Super Resolution Image Enhancement

UW Madison CS766 - Computer Vision, Spring 2020
Prev: Inferencing Results Up: Main Next: SR and Image Segmentation

Domain Specific Training and Inferencing

Having established that we can achieve good results with a Super Resolution network, we investigated two questions about the types of images used for Super Resolution.

  1. What are the effects of training the the CNN model purely on images having a specific label. For example, how would a CNN model trained purely on ‘Building’ images compare to a CNN model trained purely on ‘Food’ images.
  2. Given a trained model, does its performance differ based on the types of images it is tested against? For example, does a CNN model trained on ‘Building’ images perform better on test ‘Building’ images than it does on test ‘Flower’ images?

To answer these questions, we trained four separate CNN models. Each model was trained exclusively with 10,000 images containing a single primary label. We evaluated the performance of each model by using the ‘Normalized SSIM’ described here.

During training, the model was evaluated periodically to determine the (rough) optimal amount of training time, watching for indications of over training. As an example, we can see that the when training the model against ‘Dog’ labeled images, we empirically observed the best results were achieved around 248 presentations of the 10,000 images (epochs). In this chart, we see the performance relative to linear interpolation (‘upsampling’) of the ‘Dog’ model on all test data sets, when the training was stopped after 140, 162, 248, 302, and 409 epochs. Each bar in the chart represents the mean of the Normalized SSIM of 100 training images of the specified label.

Table: Structural Similarity Indices, normalized to upsampling=1.0, for the network trained exclusively on Dog images, showing progress being made while training the network over an increasing number of epochs.

* * * *

- Work to do:
a: From the super resolution text, return the passage starting at "UW Madison CS766" and ending at "on ‘Food’ images.".
b: List every epoch count at which training of the 'Dog' model was stopped, according to the super resolution text.
c: Answer these questions from the super resolution text.
(i) How many separate CNN models were trained?
(ii) How many images was each model trained with?
(iii) Around how many epochs gave the best results for the model trained on 'Dog' images?

* * * *

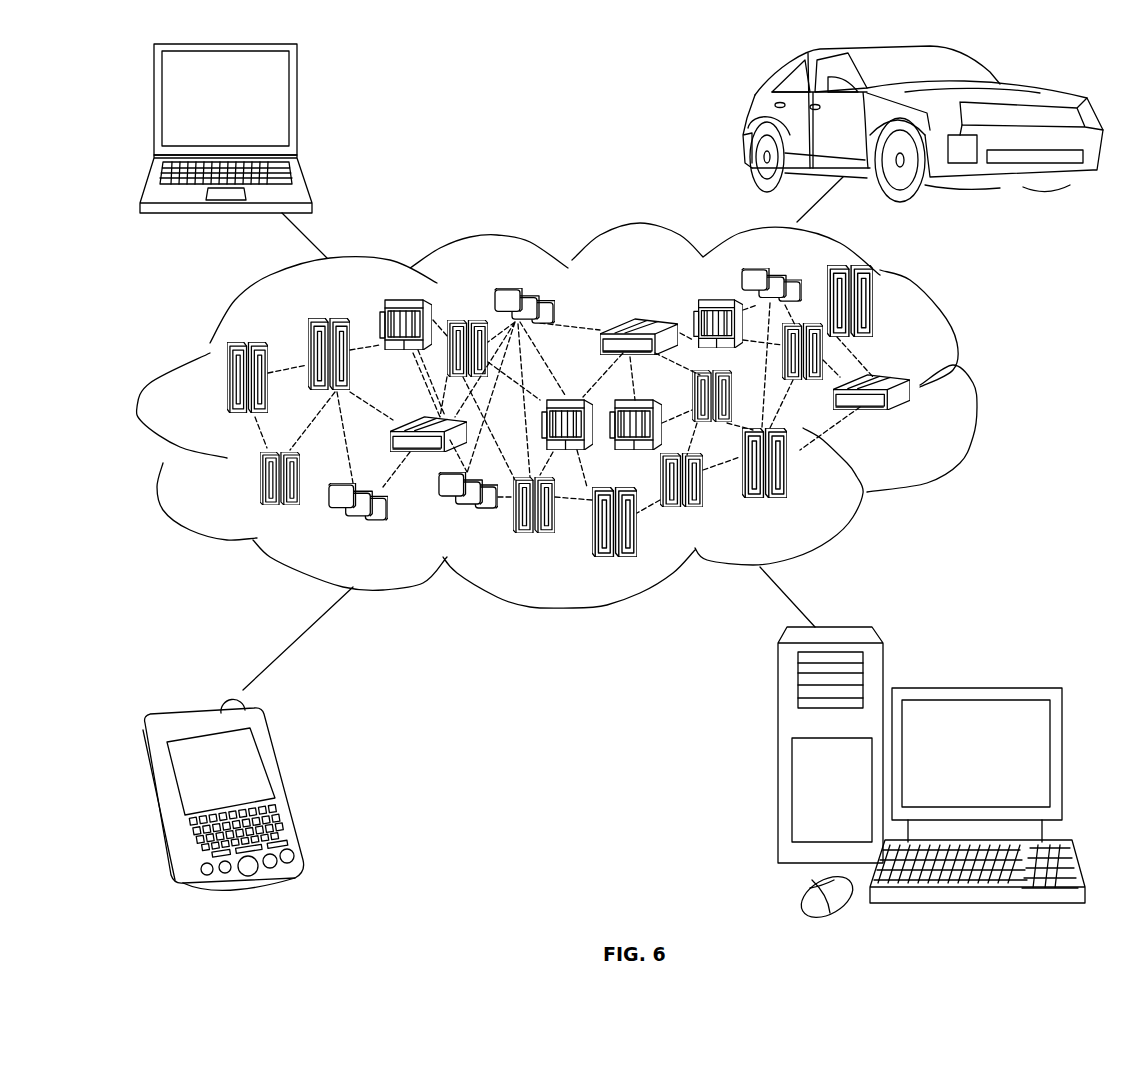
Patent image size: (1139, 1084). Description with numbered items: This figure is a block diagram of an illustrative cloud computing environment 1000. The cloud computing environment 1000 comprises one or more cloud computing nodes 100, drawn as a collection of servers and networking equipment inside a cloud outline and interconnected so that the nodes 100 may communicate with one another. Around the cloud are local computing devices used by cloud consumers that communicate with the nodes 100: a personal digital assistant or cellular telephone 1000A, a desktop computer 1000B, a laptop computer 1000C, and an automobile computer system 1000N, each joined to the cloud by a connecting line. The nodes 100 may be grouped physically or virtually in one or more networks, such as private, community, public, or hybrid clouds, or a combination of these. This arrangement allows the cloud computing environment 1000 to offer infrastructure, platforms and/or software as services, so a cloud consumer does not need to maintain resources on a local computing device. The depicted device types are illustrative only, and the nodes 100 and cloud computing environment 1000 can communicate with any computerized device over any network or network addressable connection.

The laptop computer 1000C is at (298, 108).
The automobile computer system 1000N is at (748, 128).
The cloud computing environment 1000 is at (975, 392).
The cloud computing nodes 100 is at (913, 420).
The personal digital assistant (PDA) or cellular telephone 1000A is at (287, 787).
The desktop computer 1000B is at (970, 688).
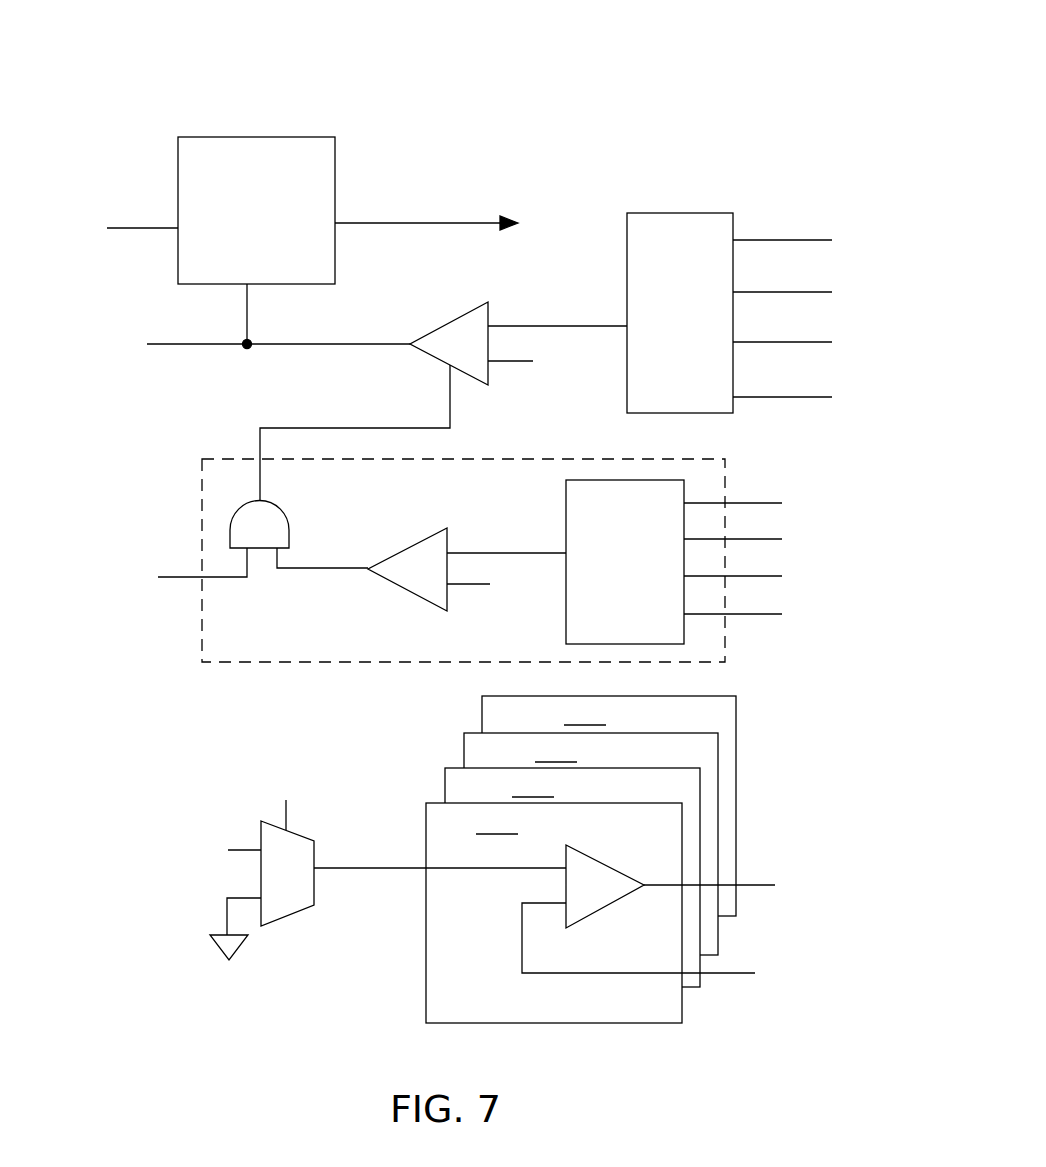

* * * *

- Final results:
a:
UW Madison CS766 - Computer Vision, Spring 2020
Prev: Inferencing Results Up: Main Next: SR and Image Segmentation

Domain Specific Training and Inferencing

Having established that we can achieve good results with a Super Resolution network, we investigated two questions about the types of images used for Super Resolution.

  1. What are the effects of training the the CNN model purely on images having a specific label. For example, how would a CNN model trained purely on ‘Building’ images compare to a CNN model trained purely on ‘Food’ images.

b: 140, 162, 248, 302, 409

c:
(i) Four
(ii) 10,000
(iii) Around 248